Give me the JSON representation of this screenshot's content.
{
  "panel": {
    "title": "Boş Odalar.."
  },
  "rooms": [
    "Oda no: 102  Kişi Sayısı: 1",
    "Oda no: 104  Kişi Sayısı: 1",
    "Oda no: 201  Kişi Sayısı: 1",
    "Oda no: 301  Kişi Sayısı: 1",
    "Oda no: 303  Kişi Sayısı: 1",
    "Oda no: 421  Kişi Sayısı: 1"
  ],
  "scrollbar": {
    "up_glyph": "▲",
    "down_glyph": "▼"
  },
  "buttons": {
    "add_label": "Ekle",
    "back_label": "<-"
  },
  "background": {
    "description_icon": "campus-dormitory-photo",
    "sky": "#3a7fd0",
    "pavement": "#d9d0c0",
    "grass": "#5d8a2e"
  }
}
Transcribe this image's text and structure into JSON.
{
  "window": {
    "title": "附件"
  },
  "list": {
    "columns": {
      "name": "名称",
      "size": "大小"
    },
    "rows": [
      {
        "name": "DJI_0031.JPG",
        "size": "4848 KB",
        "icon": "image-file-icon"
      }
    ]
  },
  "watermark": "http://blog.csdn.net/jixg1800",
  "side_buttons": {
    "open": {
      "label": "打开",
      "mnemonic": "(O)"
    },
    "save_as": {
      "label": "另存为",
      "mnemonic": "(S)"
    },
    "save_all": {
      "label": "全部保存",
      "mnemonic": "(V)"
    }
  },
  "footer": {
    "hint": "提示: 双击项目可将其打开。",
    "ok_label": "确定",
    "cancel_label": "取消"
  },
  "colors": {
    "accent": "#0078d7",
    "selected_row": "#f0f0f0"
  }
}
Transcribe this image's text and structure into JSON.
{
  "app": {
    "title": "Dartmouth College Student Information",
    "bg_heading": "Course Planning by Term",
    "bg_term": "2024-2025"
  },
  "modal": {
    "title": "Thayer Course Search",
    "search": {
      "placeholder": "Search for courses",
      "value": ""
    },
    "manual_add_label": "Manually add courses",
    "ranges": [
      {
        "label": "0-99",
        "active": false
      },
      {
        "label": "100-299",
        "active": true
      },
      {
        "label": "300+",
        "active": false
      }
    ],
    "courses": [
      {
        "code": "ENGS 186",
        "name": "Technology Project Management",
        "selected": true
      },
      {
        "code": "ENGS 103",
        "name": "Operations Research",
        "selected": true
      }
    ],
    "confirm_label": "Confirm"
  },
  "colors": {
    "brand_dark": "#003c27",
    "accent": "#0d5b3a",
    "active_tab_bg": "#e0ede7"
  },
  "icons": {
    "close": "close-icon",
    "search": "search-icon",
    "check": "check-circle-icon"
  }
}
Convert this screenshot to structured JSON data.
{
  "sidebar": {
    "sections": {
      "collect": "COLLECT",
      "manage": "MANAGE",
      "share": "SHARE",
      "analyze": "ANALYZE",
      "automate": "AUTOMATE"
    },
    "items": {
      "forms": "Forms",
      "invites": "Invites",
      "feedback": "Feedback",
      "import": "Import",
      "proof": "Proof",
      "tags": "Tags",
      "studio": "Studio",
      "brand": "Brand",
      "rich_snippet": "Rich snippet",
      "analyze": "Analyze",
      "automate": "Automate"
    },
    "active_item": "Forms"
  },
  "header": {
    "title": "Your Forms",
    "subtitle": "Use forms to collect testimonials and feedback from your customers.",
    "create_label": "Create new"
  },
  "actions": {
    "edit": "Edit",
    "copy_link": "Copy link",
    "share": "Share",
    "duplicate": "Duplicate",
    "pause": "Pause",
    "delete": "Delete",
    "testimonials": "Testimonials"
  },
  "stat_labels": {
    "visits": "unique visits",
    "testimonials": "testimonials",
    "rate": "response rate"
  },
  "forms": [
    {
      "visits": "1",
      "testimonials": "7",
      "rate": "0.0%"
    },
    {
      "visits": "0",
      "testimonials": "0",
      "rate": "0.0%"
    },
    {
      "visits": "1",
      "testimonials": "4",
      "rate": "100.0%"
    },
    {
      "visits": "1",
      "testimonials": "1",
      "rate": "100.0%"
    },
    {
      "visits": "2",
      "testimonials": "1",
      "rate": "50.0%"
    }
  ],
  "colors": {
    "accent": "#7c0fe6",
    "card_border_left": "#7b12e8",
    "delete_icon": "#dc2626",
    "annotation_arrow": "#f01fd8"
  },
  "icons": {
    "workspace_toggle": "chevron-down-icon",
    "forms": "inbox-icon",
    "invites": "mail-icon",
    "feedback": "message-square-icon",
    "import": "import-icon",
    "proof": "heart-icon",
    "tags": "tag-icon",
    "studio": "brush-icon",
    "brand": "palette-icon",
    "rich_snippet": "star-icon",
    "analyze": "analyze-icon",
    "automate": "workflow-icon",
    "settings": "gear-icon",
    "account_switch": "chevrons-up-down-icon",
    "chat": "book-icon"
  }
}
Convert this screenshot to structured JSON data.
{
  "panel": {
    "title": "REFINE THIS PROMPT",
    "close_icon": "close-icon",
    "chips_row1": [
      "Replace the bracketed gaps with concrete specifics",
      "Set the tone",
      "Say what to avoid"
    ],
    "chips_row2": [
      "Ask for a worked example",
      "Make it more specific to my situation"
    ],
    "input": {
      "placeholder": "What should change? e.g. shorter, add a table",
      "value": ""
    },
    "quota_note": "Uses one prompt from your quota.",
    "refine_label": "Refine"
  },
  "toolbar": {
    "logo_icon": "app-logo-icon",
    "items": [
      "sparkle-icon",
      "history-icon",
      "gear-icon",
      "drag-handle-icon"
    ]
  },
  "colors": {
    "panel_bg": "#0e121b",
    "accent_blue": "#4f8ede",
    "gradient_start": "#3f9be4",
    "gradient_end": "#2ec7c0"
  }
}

************

### OBJECTIVE
Every entry should be output exactly as written, please.

### RESPONSE TO THIS EXERCISE
Give me the JSON representation of this screenshot's content.
{
  "panel": {
    "title": "Boş Odalar.."
  },
  "rooms": [
    "Oda no: 102  Kişi Sayısı: 1",
    "Oda no: 104  Kişi Sayısı: 1",
    "Oda no: 201  Kişi Sayısı: 1",
    "Oda no: 301  Kişi Sayısı: 1",
    "Oda no: 303  Kişi Sayısı: 1",
    "Oda no: 421  Kişi Sayısı: 1"
  ],
  "scrollbar": {
    "up_glyph": "▲",
    "down_glyph": "▼"
  },
  "buttons": {
    "add_label": "Ekle",
    "back_label": "<-"
  },
  "background": {
    "description_icon": "campus-dormitory-photo",
    "sky": "#3a7fd0",
    "pavement": "#d9d0c0",
    "grass": "#5d8a2e"
  }
}
Transcribe this image's text and structure into JSON.
{
  "window": {
    "title": "附件"
  },
  "list": {
    "columns": {
      "name": "名称",
      "size": "大小"
    },
    "rows": [
      {
        "name": "DJI_0031.JPG",
        "size": "4848 KB",
        "icon": "image-file-icon"
      }
    ]
  },
  "watermark": "http://blog.csdn.net/jixg1800",
  "side_buttons": {
    "open": {
      "label": "打开",
      "mnemonic": "(O)"
    },
    "save_as": {
      "label": "另存为",
      "mnemonic": "(S)"
    },
    "save_all": {
      "label": "全部保存",
      "mnemonic": "(V)"
    }
  },
  "footer": {
    "hint": "提示: 双击项目可将其打开。",
    "ok_label": "确定",
    "cancel_label": "取消"
  },
  "colors": {
    "accent": "#0078d7",
    "selected_row": "#f0f0f0"
  }
}
Transcribe this image's text and structure into JSON.
{
  "app": {
    "title": "Dartmouth College Student Information",
    "bg_heading": "Course Planning by Term",
    "bg_term": "2024-2025"
  },
  "modal": {
    "title": "Thayer Course Search",
    "search": {
      "placeholder": "Search for courses",
      "value": ""
    },
    "manual_add_label": "Manually add courses",
    "ranges": [
      {
        "label": "0-99",
        "active": false
      },
      {
        "label": "100-299",
        "active": true
      },
      {
        "label": "300+",
        "active": false
      }
    ],
    "courses": [
      {
        "code": "ENGS 186",
        "name": "Technology Project Management",
        "selected": true
      },
      {
        "code": "ENGS 103",
        "name": "Operations Research",
        "selected": true
      }
    ],
    "confirm_label": "Confirm"
  },
  "colors": {
    "brand_dark": "#003c27",
    "accent": "#0d5b3a",
    "active_tab_bg": "#e0ede7"
  },
  "icons": {
    "close": "close-icon",
    "search": "search-icon",
    "check": "check-circle-icon"
  }
}
Convert this screenshot to structured JSON data.
{
  "sidebar": {
    "sections": {
      "collect": "COLLECT",
      "manage": "MANAGE",
      "share": "SHARE",
      "analyze": "ANALYZE",
      "automate": "AUTOMATE"
    },
    "items": {
      "forms": "Forms",
      "invites": "Invites",
      "feedback": "Feedback",
      "import": "Import",
      "proof": "Proof",
      "tags": "Tags",
      "studio": "Studio",
      "brand": "Brand",
      "rich_snippet": "Rich snippet",
      "analyze": "Analyze",
      "automate": "Automate"
    },
    "active_item": "Forms"
  },
  "header": {
    "title": "Your Forms",
    "subtitle": "Use forms to collect testimonials and feedback from your customers.",
    "create_label": "Create new"
  },
  "actions": {
    "edit": "Edit",
    "copy_link": "Copy link",
    "share": "Share",
    "duplicate": "Duplicate",
    "pause": "Pause",
    "delete": "Delete",
    "testimonials": "Testimonials"
  },
  "stat_labels": {
    "visits": "unique visits",
    "testimonials": "testimonials",
    "rate": "response rate"
  },
  "forms": [
    {
      "visits": "1",
      "testimonials": "7",
      "rate": "0.0%"
    },
    {
      "visits": "0",
      "testimonials": "0",
      "rate": "0.0%"
    },
    {
      "visits": "1",
      "testimonials": "4",
      "rate": "100.0%"
    },
    {
      "visits": "1",
      "testimonials": "1",
      "rate": "100.0%"
    },
    {
      "visits": "2",
      "testimonials": "1",
      "rate": "50.0%"
    }
  ],
  "colors": {
    "accent": "#7c0fe6",
    "card_border_left": "#7b12e8",
    "delete_icon": "#dc2626",
    "annotation_arrow": "#f01fd8"
  },
  "icons": {
    "workspace_toggle": "chevron-down-icon",
    "forms": "inbox-icon",
    "invites": "mail-icon",
    "feedback": "message-square-icon",
    "import": "import-icon",
    "proof": "heart-icon",
    "tags": "tag-icon",
    "studio": "brush-icon",
    "brand": "palette-icon",
    "rich_snippet": "star-icon",
    "analyze": "analyze-icon",
    "automate": "workflow-icon",
    "settings": "gear-icon",
    "account_switch": "chevrons-up-down-icon",
    "chat": "book-icon"
  }
}
Convert this screenshot to structured JSON data.
{
  "panel": {
    "title": "REFINE THIS PROMPT",
    "close_icon": "close-icon",
    "chips_row1": [
      "Replace the bracketed gaps with concrete specifics",
      "Set the tone",
      "Say what to avoid"
    ],
    "chips_row2": [
      "Ask for a worked example",
      "Make it more specific to my situation"
    ],
    "input": {
      "placeholder": "What should change? e.g. shorter, add a table",
      "value": ""
    },
    "quota_note": "Uses one prompt from your quota.",
    "refine_label": "Refine"
  },
  "toolbar": {
    "logo_icon": "app-logo-icon",
    "items": [
      "sparkle-icon",
      "history-icon",
      "gear-icon",
      "drag-handle-icon"
    ]
  },
  "colors": {
    "panel_bg": "#0e121b",
    "accent_blue": "#4f8ede",
    "gradient_start": "#3f9be4",
    "gradient_end": "#2ec7c0"
  }
}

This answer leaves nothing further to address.